%%

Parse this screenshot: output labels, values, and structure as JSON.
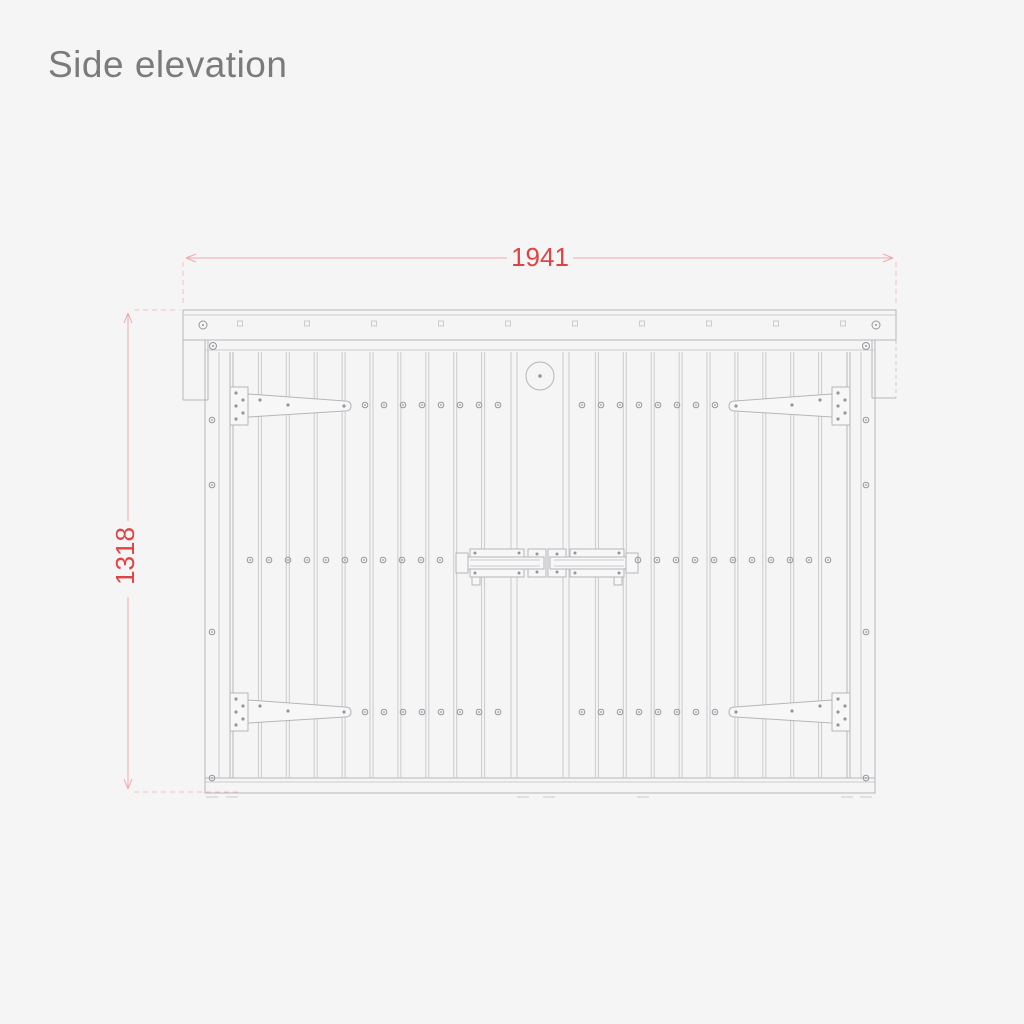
{
  "title": "Side elevation",
  "dimensions": {
    "width_label": "1941",
    "height_label": "1318"
  },
  "colors": {
    "background": "#f5f5f6",
    "title_text": "#7b7b7d",
    "drawing_line": "#b6b6ba",
    "drawing_line_light": "#cbcbcf",
    "screw": "#97979b",
    "dimension_line": "#eeaaab",
    "dimension_extension": "#f2bfc0",
    "dimension_text": "#e04343"
  }
}
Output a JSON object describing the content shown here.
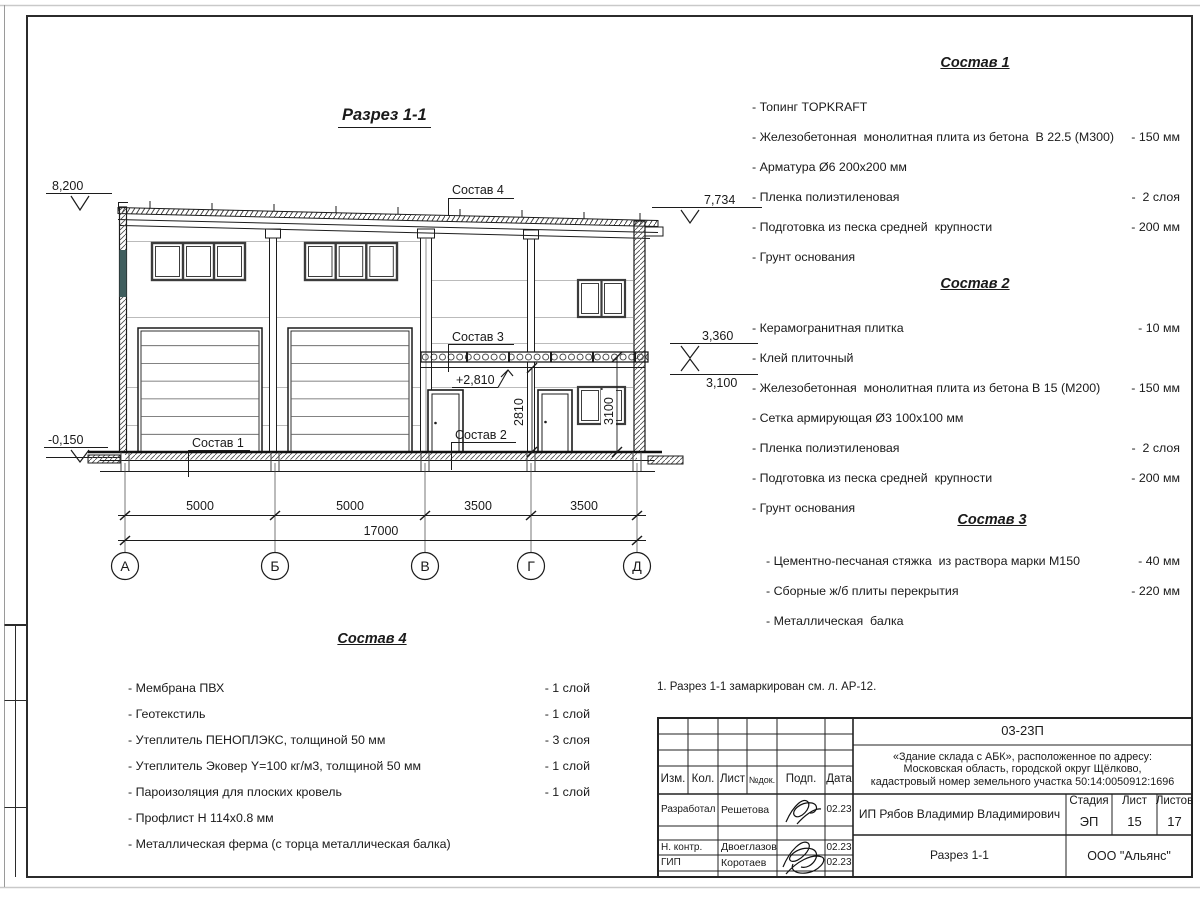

%%

TASK OBJECTIVE. Reproduce the material above in full, exactly, with no images.

FINAL ANSWER.
Parse this screenshot: output labels, values, and structure as JSON.
{
  "title": "Side elevation",
  "dimensions": {
    "width_label": "1941",
    "height_label": "1318"
  },
  "colors": {
    "background": "#f5f5f6",
    "title_text": "#7b7b7d",
    "drawing_line": "#b6b6ba",
    "drawing_line_light": "#cbcbcf",
    "screw": "#97979b",
    "dimension_line": "#eeaaab",
    "dimension_extension": "#f2bfc0",
    "dimension_text": "#e04343"
  }
}
Output a JSON object describing the content shown here.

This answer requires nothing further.